- **INSTRUCTIONS TO FOLLOW**:
Find the number of lines containing the string "view" in the data. Answer with the number by itself.

(Extracted data entries)
--- begin ---

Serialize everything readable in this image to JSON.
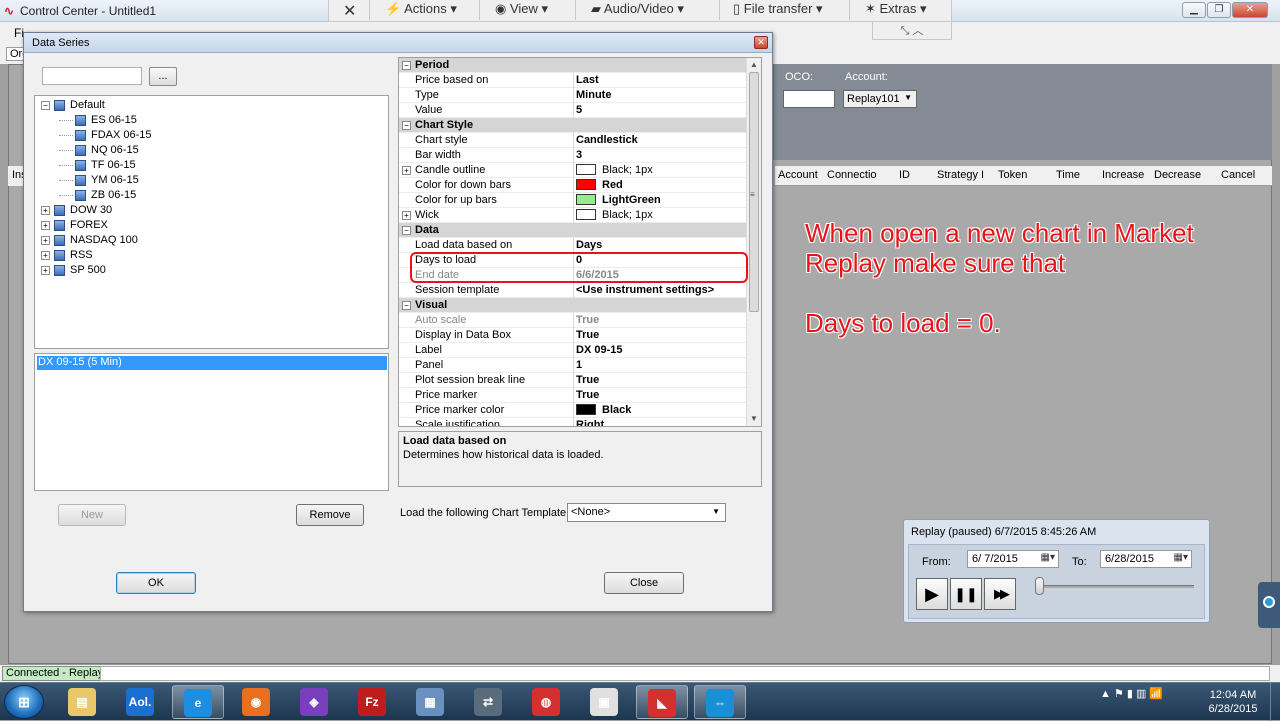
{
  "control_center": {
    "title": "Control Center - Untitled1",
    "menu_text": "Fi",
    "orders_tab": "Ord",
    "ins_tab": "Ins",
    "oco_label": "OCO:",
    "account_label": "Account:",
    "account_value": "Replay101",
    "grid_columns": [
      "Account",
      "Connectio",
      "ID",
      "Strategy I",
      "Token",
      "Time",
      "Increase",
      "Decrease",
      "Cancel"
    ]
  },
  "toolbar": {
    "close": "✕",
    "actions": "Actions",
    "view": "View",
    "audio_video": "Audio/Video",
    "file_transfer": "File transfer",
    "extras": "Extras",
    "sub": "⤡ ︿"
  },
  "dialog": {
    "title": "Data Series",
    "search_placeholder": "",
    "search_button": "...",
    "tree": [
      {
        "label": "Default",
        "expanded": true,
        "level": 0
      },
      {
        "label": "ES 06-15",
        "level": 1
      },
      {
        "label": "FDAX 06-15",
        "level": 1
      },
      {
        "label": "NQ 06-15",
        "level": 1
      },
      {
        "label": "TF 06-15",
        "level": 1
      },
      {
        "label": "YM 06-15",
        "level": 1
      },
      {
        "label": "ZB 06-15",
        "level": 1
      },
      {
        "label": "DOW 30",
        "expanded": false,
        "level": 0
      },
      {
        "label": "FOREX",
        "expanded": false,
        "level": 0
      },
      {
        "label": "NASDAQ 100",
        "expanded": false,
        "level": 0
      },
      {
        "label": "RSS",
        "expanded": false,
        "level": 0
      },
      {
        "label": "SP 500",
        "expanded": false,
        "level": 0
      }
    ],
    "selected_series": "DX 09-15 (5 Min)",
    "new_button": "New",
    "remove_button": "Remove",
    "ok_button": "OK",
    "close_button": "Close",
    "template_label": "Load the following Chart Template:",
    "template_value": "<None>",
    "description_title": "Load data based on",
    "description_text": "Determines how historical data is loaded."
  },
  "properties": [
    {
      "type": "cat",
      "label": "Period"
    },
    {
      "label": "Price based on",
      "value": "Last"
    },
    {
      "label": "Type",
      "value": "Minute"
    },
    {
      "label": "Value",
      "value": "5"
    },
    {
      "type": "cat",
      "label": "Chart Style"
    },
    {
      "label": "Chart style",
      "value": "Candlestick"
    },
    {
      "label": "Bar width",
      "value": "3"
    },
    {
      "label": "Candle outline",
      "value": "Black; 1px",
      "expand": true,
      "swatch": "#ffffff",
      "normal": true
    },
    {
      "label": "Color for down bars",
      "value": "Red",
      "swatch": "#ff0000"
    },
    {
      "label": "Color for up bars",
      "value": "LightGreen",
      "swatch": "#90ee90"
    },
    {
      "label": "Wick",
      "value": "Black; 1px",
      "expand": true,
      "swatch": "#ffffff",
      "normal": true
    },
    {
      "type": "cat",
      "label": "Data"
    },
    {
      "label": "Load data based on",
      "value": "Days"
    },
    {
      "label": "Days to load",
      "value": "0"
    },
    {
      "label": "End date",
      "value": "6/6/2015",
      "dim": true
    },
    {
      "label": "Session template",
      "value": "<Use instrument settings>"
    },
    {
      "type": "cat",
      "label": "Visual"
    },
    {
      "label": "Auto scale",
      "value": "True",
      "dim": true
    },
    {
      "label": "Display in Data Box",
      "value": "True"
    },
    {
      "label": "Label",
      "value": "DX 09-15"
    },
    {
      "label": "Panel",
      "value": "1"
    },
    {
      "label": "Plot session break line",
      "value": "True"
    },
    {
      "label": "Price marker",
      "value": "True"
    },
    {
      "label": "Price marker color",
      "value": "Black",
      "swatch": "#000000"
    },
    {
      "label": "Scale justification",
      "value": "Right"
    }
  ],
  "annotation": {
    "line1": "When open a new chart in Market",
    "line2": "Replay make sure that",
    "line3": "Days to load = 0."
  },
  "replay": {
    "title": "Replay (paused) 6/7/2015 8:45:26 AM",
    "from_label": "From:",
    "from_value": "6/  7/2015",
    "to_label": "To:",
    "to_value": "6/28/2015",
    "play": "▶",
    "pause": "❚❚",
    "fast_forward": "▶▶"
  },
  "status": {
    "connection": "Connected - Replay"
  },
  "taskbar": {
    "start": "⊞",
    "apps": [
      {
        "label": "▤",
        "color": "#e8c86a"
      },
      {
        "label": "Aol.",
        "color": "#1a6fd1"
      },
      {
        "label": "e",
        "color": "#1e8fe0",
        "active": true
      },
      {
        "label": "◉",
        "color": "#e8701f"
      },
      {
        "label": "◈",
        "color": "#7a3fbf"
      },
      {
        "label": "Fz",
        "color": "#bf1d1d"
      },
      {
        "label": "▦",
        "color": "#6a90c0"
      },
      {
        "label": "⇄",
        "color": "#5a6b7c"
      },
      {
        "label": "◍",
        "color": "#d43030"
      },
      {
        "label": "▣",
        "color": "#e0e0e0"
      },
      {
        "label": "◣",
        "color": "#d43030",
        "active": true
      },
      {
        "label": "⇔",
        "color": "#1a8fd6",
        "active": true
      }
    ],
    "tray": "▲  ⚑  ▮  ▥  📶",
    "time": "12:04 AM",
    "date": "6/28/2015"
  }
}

--- end ---
--- begin ---

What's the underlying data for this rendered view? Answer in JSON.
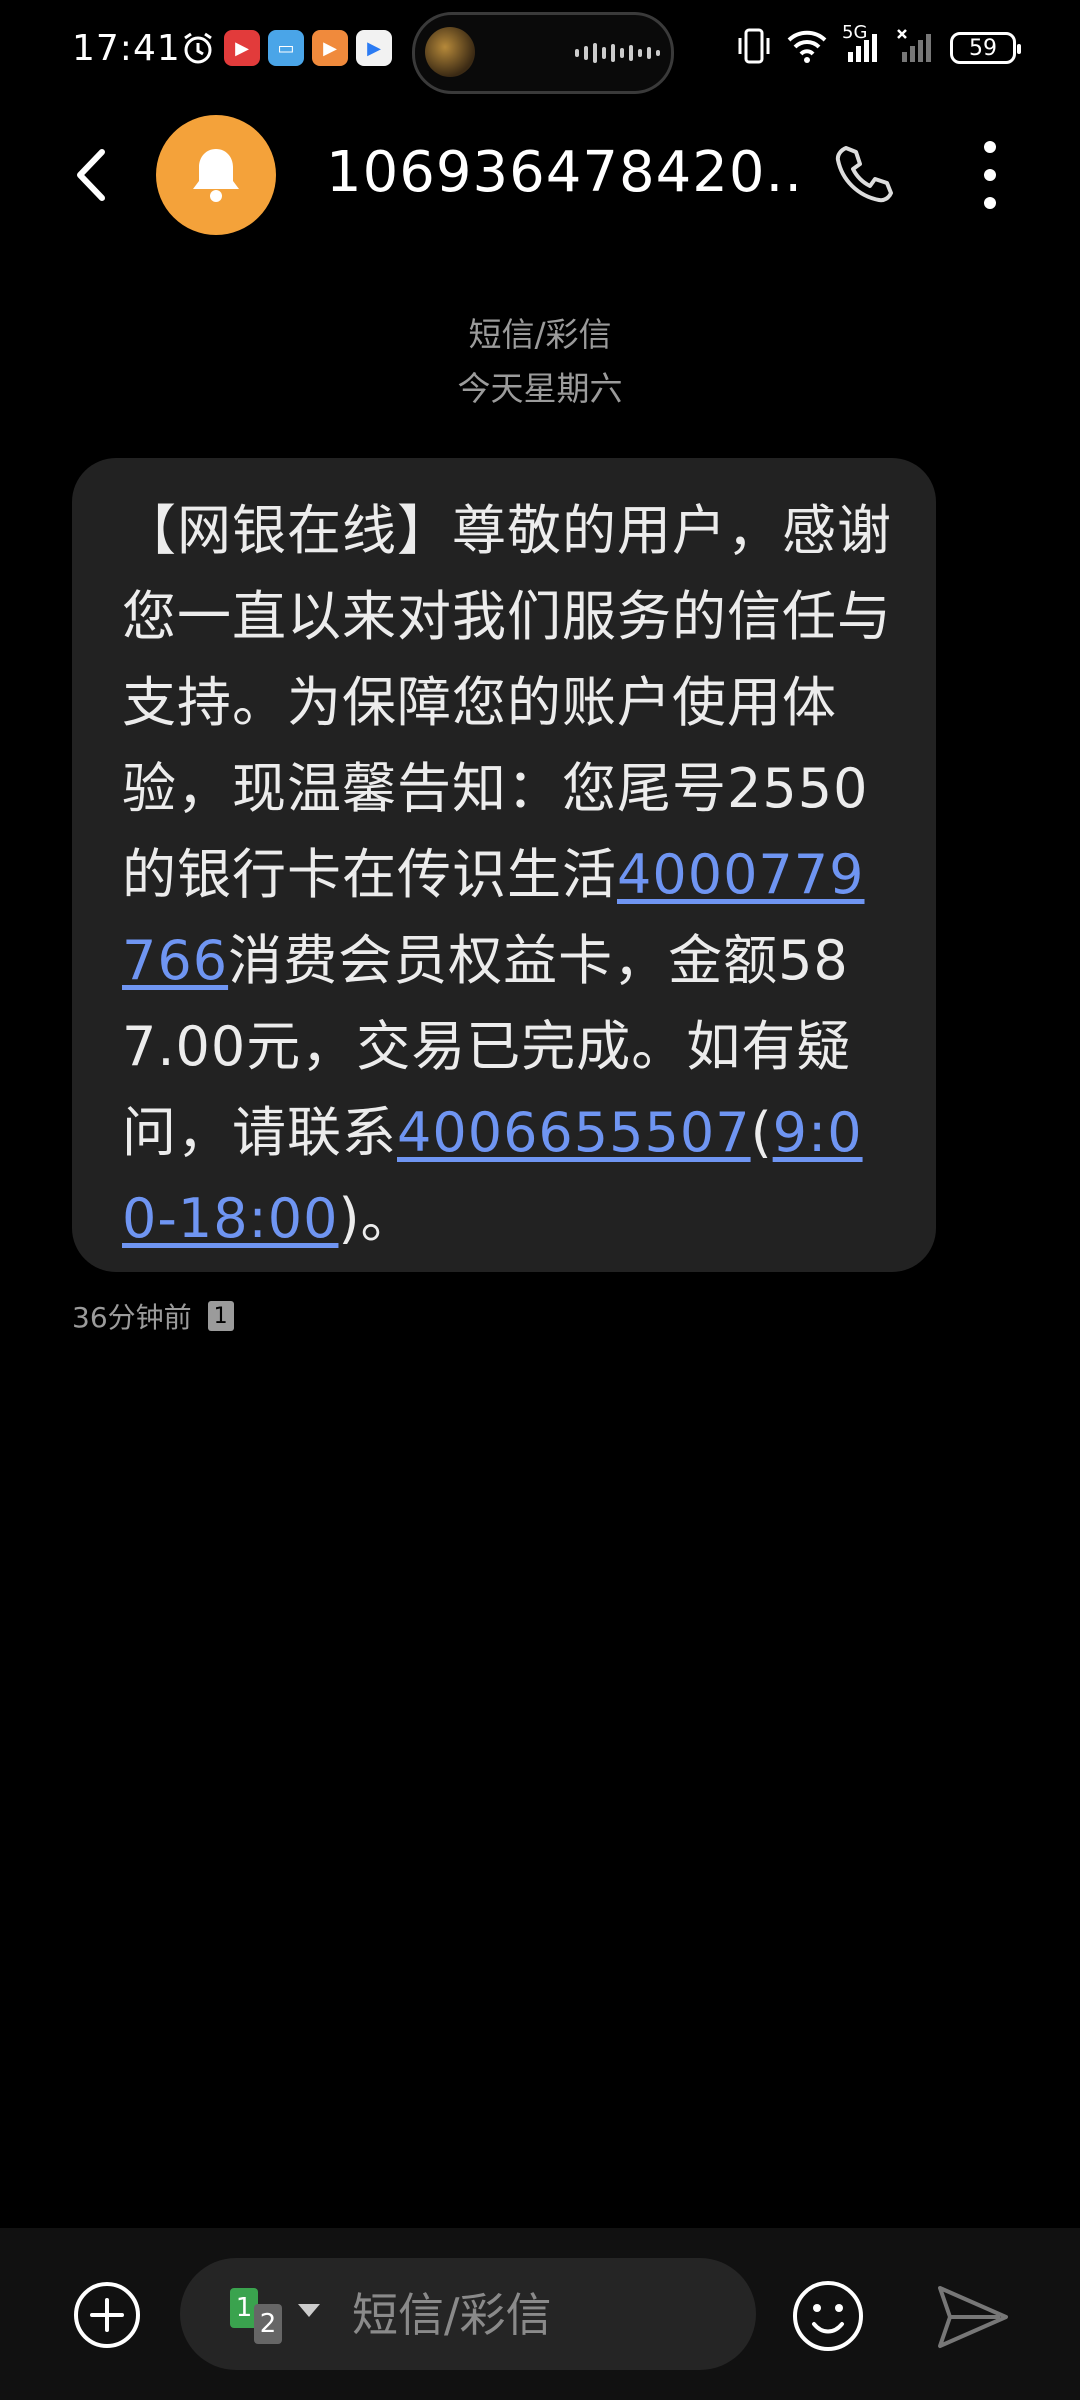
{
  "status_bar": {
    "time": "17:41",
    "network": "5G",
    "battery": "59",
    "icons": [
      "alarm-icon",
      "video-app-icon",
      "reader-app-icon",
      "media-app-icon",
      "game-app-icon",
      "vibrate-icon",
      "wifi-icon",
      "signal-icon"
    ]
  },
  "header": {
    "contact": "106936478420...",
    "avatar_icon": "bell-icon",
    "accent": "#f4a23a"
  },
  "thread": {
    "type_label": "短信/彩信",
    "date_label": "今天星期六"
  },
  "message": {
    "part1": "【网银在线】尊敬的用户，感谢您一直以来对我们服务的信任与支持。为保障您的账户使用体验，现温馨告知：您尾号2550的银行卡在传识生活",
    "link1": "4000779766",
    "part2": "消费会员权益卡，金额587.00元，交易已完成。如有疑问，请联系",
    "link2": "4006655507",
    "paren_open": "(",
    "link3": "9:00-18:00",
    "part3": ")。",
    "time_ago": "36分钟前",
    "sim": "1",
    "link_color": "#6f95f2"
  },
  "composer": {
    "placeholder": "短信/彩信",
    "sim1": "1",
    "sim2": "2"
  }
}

--- end ---

- **CORRECT RESPONSE**:
2